● **What to produce**:
In the listing below, find every line with the string "MyProject" and pull it out.

● **Data extract**:
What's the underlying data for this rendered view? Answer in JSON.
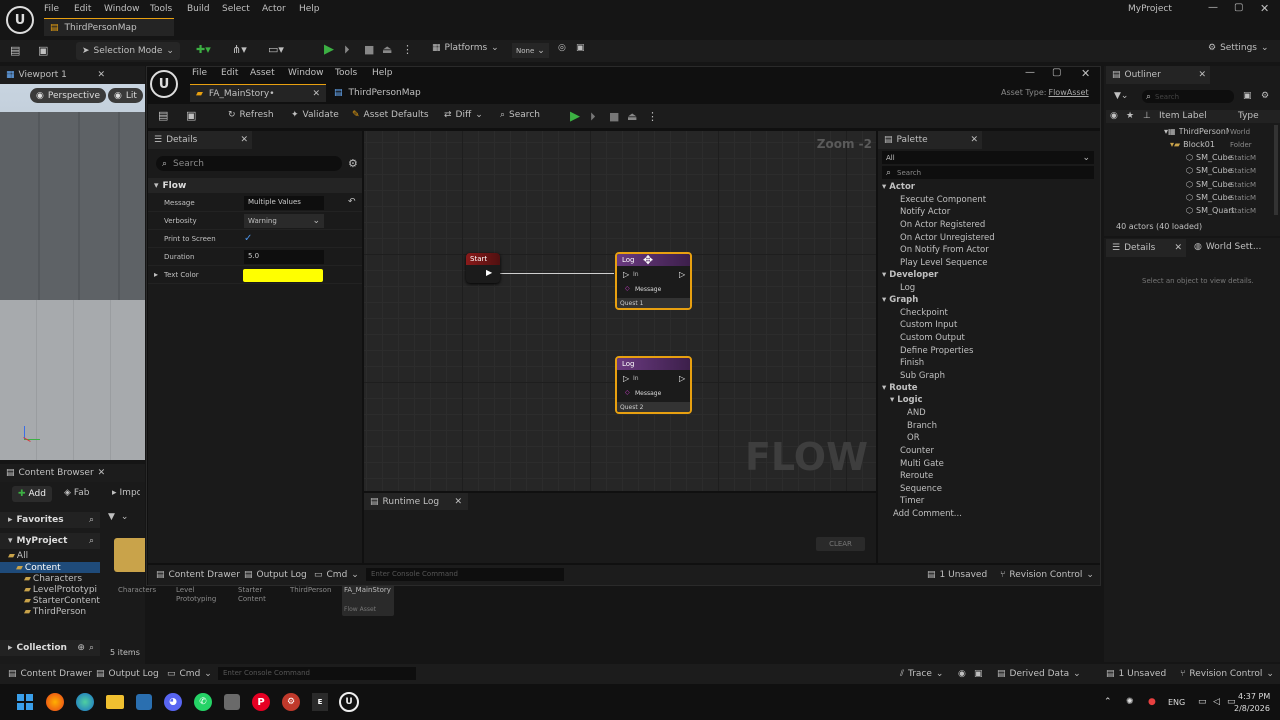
{
  "main_menu": [
    "File",
    "Edit",
    "Window",
    "Tools",
    "Build",
    "Select",
    "Actor",
    "Help"
  ],
  "project_name": "MyProject",
  "map_tab": "ThirdPersonMap",
  "main_toolbar": {
    "selection_mode": "Selection Mode",
    "platforms": "Platforms",
    "none_label": "None",
    "settings": "Settings"
  },
  "viewport": {
    "tab": "Viewport 1",
    "perspective": "Perspective",
    "lit": "Lit"
  },
  "content_browser": {
    "tab": "Content Browser",
    "add": "Add",
    "fab": "Fab",
    "import": "Impo",
    "favorites": "Favorites",
    "myproject": "MyProject",
    "tree": [
      "All",
      "Content",
      "Characters",
      "LevelPrototypi",
      "StarterContent",
      "ThirdPerson"
    ],
    "collection": "Collection",
    "items_count": "5 items",
    "assets": [
      {
        "name": "Characters"
      },
      {
        "name": "Level\nPrototyping"
      },
      {
        "name": "Starter\nContent"
      },
      {
        "name": "ThirdPerson"
      },
      {
        "name": "FA_MainStory",
        "sub": "Flow Asset"
      }
    ]
  },
  "flow_editor": {
    "menu": [
      "File",
      "Edit",
      "Asset",
      "Window",
      "Tools",
      "Help"
    ],
    "tabs": [
      {
        "label": "FA_MainStory•"
      },
      {
        "label": "ThirdPersonMap"
      }
    ],
    "asset_type_label": "Asset Type:",
    "asset_type_value": "FlowAsset",
    "toolbar": {
      "refresh": "Refresh",
      "validate": "Validate",
      "asset_defaults": "Asset Defaults",
      "diff": "Diff",
      "search": "Search"
    },
    "details": {
      "tab": "Details",
      "search_placeholder": "Search",
      "section": "Flow",
      "props": [
        {
          "label": "Message",
          "value": "Multiple Values"
        },
        {
          "label": "Verbosity",
          "value": "Warning"
        },
        {
          "label": "Print to Screen",
          "value": "✓"
        },
        {
          "label": "Duration",
          "value": "5.0"
        },
        {
          "label": "Text Color",
          "value": ""
        }
      ],
      "text_color": "#ffff00"
    },
    "graph": {
      "zoom": "Zoom -2",
      "watermark": "FLOW",
      "start_node": {
        "title": "Start"
      },
      "log_nodes": [
        {
          "title": "Log",
          "pin_in": "In",
          "pin_message": "Message",
          "footer": "Quest 1"
        },
        {
          "title": "Log",
          "pin_in": "In",
          "pin_message": "Message",
          "footer": "Quest 2"
        }
      ]
    },
    "palette": {
      "tab": "Palette",
      "filter": "All",
      "search_placeholder": "Search",
      "groups": [
        {
          "name": "Actor",
          "items": [
            "Execute Component",
            "Notify Actor",
            "On Actor Registered",
            "On Actor Unregistered",
            "On Notify From Actor",
            "Play Level Sequence"
          ]
        },
        {
          "name": "Developer",
          "items": [
            "Log"
          ]
        },
        {
          "name": "Graph",
          "items": [
            "Checkpoint",
            "Custom Input",
            "Custom Output",
            "Define Properties",
            "Finish",
            "Sub Graph"
          ]
        },
        {
          "name": "Route",
          "subgroup": "Logic",
          "sub_items": [
            "AND",
            "Branch",
            "OR"
          ],
          "items": [
            "Counter",
            "Multi Gate",
            "Reroute",
            "Sequence",
            "Timer"
          ]
        }
      ],
      "add_comment": "Add Comment..."
    },
    "runtime_log": {
      "tab": "Runtime Log",
      "clear": "CLEAR"
    },
    "bottom": {
      "content_drawer": "Content Drawer",
      "output_log": "Output Log",
      "cmd": "Cmd",
      "console_placeholder": "Enter Console Command",
      "unsaved": "1 Unsaved",
      "revision": "Revision Control"
    }
  },
  "outliner": {
    "tab": "Outliner",
    "search_placeholder": "Search",
    "col_label": "Item Label",
    "col_type": "Type",
    "rows": [
      {
        "label": "ThirdPersonM",
        "type": "World"
      },
      {
        "label": "Block01",
        "type": "Folder"
      },
      {
        "label": "SM_Cube",
        "type": "StaticM"
      },
      {
        "label": "SM_Cube",
        "type": "StaticM"
      },
      {
        "label": "SM_Cube",
        "type": "StaticM"
      },
      {
        "label": "SM_Cube",
        "type": "StaticM"
      },
      {
        "label": "SM_Quart",
        "type": "StaticM"
      }
    ],
    "actors": "40 actors (40 loaded)"
  },
  "right_details": {
    "tab": "Details",
    "world_settings": "World Sett...",
    "empty": "Select an object to view details."
  },
  "statusbar": {
    "content_drawer": "Content Drawer",
    "output_log": "Output Log",
    "cmd": "Cmd",
    "console_placeholder": "Enter Console Command",
    "trace": "Trace",
    "derived": "Derived Data",
    "unsaved": "1 Unsaved",
    "revision": "Revision Control"
  },
  "taskbar": {
    "lang": "ENG",
    "time": "4:37 PM",
    "date": "2/8/2026"
  },
  "colors": {
    "accent": "#4a90e2",
    "play": "#3cb043",
    "node_selected": "#e8a010",
    "log_header": "#5a2a6a"
  }
}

● **Problem solution**:
  "project_name": "MyProject",
    "myproject": "MyProject",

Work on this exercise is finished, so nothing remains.